== What you will do ==
Give only the number of lines where "проигрывать" occurs.

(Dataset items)
◆ ◆ ◆ ◆ ◆
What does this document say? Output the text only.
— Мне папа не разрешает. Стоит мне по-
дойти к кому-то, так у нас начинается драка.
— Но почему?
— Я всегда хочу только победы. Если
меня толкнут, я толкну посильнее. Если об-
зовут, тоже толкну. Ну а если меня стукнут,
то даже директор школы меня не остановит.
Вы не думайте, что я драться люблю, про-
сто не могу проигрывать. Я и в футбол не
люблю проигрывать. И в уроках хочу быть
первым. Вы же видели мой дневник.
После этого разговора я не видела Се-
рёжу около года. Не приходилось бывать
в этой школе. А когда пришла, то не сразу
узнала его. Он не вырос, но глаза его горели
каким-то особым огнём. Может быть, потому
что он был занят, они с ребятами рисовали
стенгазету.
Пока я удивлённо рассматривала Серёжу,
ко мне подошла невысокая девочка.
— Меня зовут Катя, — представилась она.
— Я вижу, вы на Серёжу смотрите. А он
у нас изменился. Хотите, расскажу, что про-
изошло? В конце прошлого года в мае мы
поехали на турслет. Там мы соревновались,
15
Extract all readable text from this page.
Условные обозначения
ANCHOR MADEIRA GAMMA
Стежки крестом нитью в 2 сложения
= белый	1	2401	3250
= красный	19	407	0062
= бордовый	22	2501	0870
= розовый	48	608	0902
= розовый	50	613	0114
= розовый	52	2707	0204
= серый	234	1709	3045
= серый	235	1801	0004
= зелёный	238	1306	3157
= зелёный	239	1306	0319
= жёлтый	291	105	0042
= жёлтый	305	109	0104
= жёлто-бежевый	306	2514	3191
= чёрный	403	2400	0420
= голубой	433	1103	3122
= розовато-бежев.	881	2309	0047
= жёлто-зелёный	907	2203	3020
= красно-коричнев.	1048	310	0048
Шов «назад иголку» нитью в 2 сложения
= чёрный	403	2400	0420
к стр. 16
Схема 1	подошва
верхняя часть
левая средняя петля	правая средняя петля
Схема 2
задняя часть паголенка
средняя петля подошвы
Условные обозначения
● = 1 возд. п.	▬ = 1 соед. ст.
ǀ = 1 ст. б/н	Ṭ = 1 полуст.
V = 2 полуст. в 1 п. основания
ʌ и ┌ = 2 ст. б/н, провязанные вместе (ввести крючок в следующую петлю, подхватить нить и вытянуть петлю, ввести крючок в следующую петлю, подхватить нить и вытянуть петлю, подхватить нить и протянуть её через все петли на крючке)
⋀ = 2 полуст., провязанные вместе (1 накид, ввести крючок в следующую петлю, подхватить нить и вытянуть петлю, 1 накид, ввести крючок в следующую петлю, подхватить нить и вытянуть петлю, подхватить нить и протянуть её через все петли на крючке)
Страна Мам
◆ ◆ ◆ ◆ ◆
== Exercise answer ==
2